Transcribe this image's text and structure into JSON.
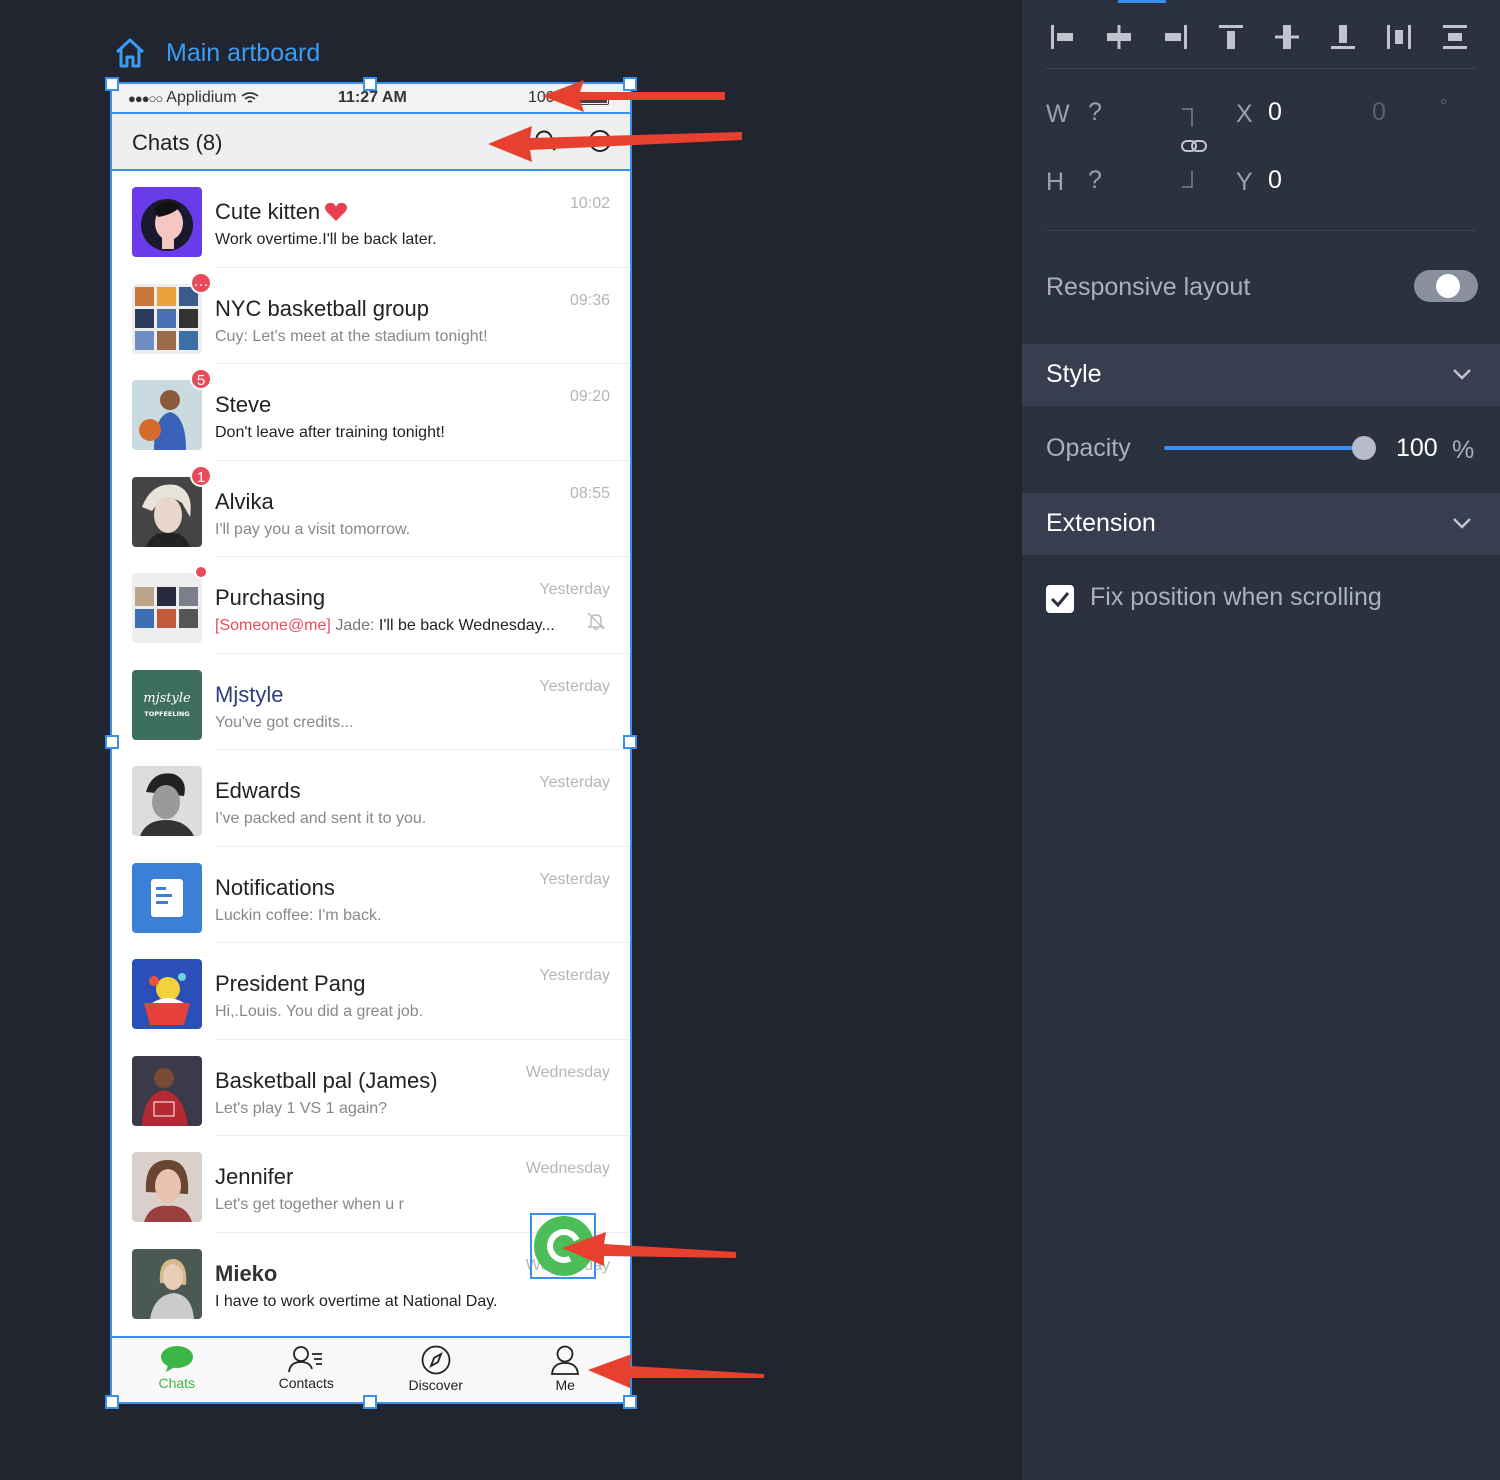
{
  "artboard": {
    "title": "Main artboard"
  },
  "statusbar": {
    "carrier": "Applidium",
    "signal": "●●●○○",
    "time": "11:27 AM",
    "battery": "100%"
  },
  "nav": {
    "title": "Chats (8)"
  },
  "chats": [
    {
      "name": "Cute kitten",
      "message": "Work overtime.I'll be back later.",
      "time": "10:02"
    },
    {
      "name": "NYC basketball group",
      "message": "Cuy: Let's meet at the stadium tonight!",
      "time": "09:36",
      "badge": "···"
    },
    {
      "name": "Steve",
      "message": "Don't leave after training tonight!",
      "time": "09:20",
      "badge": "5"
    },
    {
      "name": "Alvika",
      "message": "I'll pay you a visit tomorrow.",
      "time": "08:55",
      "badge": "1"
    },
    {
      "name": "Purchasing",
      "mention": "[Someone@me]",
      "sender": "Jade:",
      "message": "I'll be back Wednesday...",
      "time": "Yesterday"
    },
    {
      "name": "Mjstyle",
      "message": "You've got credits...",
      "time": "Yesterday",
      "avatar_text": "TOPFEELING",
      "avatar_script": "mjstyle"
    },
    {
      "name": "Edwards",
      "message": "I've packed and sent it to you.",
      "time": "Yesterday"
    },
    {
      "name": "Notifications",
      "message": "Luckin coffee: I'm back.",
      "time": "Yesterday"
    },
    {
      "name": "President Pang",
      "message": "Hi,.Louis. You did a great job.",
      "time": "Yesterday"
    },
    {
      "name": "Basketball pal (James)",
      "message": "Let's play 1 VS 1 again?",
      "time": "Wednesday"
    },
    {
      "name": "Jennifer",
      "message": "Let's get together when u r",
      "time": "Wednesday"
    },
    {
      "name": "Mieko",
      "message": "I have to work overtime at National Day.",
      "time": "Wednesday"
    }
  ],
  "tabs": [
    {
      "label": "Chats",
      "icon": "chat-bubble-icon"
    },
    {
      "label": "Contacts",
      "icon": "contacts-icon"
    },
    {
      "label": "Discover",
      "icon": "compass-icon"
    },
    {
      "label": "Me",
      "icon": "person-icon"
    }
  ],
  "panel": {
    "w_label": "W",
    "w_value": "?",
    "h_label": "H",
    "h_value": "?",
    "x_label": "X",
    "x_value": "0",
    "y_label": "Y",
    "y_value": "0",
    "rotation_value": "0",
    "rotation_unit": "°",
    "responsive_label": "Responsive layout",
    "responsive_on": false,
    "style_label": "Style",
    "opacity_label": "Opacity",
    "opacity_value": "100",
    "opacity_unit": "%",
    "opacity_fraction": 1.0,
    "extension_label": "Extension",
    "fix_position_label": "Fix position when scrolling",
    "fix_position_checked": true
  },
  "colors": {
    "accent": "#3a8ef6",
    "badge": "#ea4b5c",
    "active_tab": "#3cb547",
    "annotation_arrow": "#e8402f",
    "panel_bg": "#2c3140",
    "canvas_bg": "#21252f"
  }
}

◆ Directive
Without including any picture, repeat the data exactly.

◆ Result below
Transcribe this image's text and structure into JSON.
{
  "artboard": {
    "title": "Main artboard"
  },
  "statusbar": {
    "carrier": "Applidium",
    "signal": "●●●○○",
    "time": "11:27 AM",
    "battery": "100%"
  },
  "nav": {
    "title": "Chats (8)"
  },
  "chats": [
    {
      "name": "Cute kitten",
      "message": "Work overtime.I'll be back later.",
      "time": "10:02"
    },
    {
      "name": "NYC basketball group",
      "message": "Cuy: Let's meet at the stadium tonight!",
      "time": "09:36",
      "badge": "···"
    },
    {
      "name": "Steve",
      "message": "Don't leave after training tonight!",
      "time": "09:20",
      "badge": "5"
    },
    {
      "name": "Alvika",
      "message": "I'll pay you a visit tomorrow.",
      "time": "08:55",
      "badge": "1"
    },
    {
      "name": "Purchasing",
      "mention": "[Someone@me]",
      "sender": "Jade:",
      "message": "I'll be back Wednesday...",
      "time": "Yesterday"
    },
    {
      "name": "Mjstyle",
      "message": "You've got credits...",
      "time": "Yesterday",
      "avatar_text": "TOPFEELING",
      "avatar_script": "mjstyle"
    },
    {
      "name": "Edwards",
      "message": "I've packed and sent it to you.",
      "time": "Yesterday"
    },
    {
      "name": "Notifications",
      "message": "Luckin coffee: I'm back.",
      "time": "Yesterday"
    },
    {
      "name": "President Pang",
      "message": "Hi,.Louis. You did a great job.",
      "time": "Yesterday"
    },
    {
      "name": "Basketball pal (James)",
      "message": "Let's play 1 VS 1 again?",
      "time": "Wednesday"
    },
    {
      "name": "Jennifer",
      "message": "Let's get together when u r",
      "time": "Wednesday"
    },
    {
      "name": "Mieko",
      "message": "I have to work overtime at National Day.",
      "time": "Wednesday"
    }
  ],
  "tabs": [
    {
      "label": "Chats",
      "icon": "chat-bubble-icon"
    },
    {
      "label": "Contacts",
      "icon": "contacts-icon"
    },
    {
      "label": "Discover",
      "icon": "compass-icon"
    },
    {
      "label": "Me",
      "icon": "person-icon"
    }
  ],
  "panel": {
    "w_label": "W",
    "w_value": "?",
    "h_label": "H",
    "h_value": "?",
    "x_label": "X",
    "x_value": "0",
    "y_label": "Y",
    "y_value": "0",
    "rotation_value": "0",
    "rotation_unit": "°",
    "responsive_label": "Responsive layout",
    "responsive_on": false,
    "style_label": "Style",
    "opacity_label": "Opacity",
    "opacity_value": "100",
    "opacity_unit": "%",
    "opacity_fraction": 1.0,
    "extension_label": "Extension",
    "fix_position_label": "Fix position when scrolling",
    "fix_position_checked": true
  },
  "colors": {
    "accent": "#3a8ef6",
    "badge": "#ea4b5c",
    "active_tab": "#3cb547",
    "annotation_arrow": "#e8402f",
    "panel_bg": "#2c3140",
    "canvas_bg": "#21252f"
  }
}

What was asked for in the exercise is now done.